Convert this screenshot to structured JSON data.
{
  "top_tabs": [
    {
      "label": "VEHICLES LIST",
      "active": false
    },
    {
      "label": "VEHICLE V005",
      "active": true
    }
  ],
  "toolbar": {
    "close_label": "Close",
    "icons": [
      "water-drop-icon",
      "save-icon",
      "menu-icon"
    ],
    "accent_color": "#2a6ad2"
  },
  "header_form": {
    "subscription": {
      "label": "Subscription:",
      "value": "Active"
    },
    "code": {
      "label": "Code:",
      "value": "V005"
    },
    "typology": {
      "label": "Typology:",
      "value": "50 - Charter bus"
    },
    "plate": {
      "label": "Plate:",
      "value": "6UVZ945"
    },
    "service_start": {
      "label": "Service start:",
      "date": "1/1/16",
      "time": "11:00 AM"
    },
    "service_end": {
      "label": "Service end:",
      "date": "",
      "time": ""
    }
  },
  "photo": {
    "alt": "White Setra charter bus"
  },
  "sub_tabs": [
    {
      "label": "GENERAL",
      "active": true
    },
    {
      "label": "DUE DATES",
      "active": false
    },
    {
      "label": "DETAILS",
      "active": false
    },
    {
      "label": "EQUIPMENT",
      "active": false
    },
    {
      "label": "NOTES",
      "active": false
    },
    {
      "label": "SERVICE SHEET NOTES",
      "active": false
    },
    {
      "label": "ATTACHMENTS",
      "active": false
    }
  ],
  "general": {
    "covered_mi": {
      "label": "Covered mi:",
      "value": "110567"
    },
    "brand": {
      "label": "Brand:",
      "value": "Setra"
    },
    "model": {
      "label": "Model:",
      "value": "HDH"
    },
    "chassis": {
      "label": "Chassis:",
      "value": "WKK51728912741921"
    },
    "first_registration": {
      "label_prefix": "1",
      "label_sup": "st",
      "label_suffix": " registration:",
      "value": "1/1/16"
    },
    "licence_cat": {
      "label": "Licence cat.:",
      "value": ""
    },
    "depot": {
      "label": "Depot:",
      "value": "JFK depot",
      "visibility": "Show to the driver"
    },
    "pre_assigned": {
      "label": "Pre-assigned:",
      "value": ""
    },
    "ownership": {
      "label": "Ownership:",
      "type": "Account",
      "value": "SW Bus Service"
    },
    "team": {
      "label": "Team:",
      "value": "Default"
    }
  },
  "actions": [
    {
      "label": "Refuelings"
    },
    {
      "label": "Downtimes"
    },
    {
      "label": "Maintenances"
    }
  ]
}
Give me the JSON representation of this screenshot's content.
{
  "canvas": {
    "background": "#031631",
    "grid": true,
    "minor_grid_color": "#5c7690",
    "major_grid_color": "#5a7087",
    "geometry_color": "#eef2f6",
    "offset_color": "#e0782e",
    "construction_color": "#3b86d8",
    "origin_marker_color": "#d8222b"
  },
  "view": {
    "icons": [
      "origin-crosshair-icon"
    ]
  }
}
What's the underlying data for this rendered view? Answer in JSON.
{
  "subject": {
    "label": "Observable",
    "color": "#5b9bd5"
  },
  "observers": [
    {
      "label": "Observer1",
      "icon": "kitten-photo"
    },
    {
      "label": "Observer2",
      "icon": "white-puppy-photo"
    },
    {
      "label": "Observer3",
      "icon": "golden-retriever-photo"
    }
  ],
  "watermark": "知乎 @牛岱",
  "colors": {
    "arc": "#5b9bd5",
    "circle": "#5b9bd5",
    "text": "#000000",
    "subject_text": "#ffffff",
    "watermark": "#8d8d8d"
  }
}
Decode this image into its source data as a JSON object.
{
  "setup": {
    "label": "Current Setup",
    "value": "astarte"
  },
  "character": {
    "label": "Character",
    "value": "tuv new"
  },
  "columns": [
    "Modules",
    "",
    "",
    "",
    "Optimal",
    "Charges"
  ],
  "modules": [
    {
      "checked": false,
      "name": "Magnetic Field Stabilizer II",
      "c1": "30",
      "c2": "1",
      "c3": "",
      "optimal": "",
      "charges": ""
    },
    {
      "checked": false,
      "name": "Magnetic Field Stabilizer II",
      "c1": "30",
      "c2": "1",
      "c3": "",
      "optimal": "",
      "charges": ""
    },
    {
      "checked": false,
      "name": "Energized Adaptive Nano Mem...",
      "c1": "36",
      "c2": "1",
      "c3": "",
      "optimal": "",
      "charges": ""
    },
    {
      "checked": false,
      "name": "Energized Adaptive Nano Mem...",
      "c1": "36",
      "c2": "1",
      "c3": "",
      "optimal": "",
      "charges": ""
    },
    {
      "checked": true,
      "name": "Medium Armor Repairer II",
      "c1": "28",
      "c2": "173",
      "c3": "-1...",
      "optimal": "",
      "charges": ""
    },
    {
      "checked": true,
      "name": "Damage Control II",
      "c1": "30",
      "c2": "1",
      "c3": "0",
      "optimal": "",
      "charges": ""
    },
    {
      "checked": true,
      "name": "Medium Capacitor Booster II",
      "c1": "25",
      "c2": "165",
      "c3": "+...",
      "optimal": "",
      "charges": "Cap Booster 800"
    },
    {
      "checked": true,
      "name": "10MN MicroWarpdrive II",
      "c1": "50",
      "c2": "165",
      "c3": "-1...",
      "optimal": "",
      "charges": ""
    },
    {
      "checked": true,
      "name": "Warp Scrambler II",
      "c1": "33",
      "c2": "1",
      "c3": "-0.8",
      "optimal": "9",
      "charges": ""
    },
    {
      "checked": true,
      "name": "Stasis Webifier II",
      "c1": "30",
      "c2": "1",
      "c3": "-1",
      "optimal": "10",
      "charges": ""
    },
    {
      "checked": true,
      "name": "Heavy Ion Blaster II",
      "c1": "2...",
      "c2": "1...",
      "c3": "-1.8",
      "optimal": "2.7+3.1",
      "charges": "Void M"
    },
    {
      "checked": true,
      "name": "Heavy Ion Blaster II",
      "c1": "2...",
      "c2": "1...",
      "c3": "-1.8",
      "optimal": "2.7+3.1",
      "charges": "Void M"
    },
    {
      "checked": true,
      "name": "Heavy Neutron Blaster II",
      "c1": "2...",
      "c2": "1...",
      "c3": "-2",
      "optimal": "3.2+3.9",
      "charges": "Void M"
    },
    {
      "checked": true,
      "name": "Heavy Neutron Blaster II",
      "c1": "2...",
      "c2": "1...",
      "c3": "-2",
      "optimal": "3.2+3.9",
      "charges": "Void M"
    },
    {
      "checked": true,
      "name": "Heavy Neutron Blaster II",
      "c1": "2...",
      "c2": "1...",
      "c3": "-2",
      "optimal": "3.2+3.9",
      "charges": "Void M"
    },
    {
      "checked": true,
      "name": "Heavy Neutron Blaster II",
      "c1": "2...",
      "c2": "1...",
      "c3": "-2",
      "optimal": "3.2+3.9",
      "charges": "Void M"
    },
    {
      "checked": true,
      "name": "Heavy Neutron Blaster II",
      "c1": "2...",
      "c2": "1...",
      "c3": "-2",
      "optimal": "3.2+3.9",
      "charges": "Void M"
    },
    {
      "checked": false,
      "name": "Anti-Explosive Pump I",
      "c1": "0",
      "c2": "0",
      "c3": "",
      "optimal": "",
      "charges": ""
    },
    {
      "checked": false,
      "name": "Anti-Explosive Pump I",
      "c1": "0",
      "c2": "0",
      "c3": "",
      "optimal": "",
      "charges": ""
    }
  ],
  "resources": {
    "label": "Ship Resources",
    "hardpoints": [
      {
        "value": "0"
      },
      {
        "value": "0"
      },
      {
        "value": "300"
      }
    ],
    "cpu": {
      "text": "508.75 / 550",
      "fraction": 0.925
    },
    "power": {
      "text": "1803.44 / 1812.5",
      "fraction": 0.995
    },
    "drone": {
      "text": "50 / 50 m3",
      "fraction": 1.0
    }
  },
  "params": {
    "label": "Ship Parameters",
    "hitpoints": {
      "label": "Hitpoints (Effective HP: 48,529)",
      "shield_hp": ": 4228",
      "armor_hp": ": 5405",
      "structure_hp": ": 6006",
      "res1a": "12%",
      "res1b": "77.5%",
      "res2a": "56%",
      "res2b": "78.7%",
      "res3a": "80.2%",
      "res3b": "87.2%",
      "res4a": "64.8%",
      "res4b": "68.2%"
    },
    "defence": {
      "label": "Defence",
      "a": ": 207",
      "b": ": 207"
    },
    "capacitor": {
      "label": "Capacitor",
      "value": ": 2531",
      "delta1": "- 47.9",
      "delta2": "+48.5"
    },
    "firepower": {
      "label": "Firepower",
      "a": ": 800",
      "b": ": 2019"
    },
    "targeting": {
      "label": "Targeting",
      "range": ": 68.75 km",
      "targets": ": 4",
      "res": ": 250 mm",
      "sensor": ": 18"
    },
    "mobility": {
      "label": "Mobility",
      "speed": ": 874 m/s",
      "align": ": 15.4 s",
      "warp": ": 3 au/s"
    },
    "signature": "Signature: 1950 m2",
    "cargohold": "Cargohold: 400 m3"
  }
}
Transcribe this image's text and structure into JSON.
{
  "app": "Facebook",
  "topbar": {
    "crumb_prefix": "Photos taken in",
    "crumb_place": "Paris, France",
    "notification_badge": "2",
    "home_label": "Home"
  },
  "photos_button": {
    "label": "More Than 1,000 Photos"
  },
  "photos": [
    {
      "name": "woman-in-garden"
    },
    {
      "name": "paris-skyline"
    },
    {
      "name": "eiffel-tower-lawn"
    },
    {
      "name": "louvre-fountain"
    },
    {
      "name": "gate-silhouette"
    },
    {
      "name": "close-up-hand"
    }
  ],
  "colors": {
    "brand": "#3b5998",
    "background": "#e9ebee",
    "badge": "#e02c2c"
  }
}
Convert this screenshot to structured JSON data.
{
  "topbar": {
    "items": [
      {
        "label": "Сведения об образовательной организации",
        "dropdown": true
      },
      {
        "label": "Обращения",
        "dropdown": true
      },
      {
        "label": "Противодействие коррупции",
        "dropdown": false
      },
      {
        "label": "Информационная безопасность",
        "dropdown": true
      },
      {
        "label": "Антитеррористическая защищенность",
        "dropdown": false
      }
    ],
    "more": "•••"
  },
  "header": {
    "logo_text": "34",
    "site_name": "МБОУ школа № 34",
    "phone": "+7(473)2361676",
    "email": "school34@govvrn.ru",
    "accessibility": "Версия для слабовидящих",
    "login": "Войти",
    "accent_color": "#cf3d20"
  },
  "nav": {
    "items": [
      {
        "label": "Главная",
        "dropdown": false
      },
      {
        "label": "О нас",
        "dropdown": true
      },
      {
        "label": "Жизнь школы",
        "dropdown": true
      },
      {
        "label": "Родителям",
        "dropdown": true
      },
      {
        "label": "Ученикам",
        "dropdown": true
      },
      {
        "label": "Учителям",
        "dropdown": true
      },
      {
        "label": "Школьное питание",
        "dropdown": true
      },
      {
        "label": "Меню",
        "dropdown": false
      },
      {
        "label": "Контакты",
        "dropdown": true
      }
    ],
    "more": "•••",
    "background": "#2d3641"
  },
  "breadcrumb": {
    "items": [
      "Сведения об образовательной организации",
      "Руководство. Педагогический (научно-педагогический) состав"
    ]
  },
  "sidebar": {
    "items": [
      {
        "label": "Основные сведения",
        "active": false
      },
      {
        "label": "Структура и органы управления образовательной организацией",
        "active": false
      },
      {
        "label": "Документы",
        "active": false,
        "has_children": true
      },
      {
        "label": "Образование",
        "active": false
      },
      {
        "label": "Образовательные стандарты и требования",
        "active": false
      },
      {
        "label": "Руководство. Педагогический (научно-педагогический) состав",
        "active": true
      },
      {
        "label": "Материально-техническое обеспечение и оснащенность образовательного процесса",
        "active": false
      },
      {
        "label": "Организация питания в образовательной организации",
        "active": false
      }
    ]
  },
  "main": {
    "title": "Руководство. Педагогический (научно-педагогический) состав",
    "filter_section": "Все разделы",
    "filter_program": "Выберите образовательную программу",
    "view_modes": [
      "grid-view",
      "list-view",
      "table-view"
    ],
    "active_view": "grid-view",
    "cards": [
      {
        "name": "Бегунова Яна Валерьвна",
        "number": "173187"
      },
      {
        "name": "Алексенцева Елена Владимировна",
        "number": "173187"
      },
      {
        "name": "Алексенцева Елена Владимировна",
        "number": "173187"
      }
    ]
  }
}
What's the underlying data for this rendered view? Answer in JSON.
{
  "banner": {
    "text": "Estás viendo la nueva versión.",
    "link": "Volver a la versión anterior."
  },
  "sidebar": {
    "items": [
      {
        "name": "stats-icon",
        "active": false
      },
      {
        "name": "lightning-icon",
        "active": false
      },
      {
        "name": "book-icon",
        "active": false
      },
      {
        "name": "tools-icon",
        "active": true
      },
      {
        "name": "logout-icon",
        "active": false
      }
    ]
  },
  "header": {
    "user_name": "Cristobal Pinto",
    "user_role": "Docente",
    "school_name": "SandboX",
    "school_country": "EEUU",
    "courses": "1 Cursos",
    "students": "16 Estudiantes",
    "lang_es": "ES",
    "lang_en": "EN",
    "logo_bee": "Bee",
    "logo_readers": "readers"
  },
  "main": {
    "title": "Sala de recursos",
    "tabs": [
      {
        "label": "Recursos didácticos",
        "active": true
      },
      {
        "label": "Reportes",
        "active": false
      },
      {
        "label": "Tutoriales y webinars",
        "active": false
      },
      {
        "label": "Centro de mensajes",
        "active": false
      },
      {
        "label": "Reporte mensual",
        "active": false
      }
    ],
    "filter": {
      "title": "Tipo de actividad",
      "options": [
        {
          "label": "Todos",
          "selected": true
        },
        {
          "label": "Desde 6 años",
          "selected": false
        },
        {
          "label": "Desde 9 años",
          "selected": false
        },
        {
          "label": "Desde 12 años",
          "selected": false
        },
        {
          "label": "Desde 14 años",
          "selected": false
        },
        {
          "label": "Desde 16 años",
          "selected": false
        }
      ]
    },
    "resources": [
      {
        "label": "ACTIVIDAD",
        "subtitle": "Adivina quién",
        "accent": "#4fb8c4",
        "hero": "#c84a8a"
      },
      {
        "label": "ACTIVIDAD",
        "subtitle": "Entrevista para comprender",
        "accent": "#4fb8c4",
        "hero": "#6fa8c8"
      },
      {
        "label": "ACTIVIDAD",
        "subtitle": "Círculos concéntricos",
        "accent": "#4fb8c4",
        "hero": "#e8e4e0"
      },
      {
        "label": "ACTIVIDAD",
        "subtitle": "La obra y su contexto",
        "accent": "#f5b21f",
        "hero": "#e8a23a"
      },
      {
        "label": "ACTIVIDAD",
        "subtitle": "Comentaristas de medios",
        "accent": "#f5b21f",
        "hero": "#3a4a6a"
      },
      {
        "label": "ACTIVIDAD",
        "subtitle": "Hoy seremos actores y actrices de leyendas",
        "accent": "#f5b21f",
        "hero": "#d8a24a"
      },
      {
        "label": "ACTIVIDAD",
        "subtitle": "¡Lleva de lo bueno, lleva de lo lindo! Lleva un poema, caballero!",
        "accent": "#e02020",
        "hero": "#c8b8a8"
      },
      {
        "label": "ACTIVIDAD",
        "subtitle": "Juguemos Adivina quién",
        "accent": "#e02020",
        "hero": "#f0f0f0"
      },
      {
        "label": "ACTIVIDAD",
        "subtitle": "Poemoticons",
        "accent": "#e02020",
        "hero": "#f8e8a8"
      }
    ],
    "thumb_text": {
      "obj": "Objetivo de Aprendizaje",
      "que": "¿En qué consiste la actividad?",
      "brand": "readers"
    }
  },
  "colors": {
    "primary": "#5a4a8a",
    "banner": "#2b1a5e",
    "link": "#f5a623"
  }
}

- What you should do -
Count the lines of the material that include the word "Medium", then report only the total.

- Final result -
2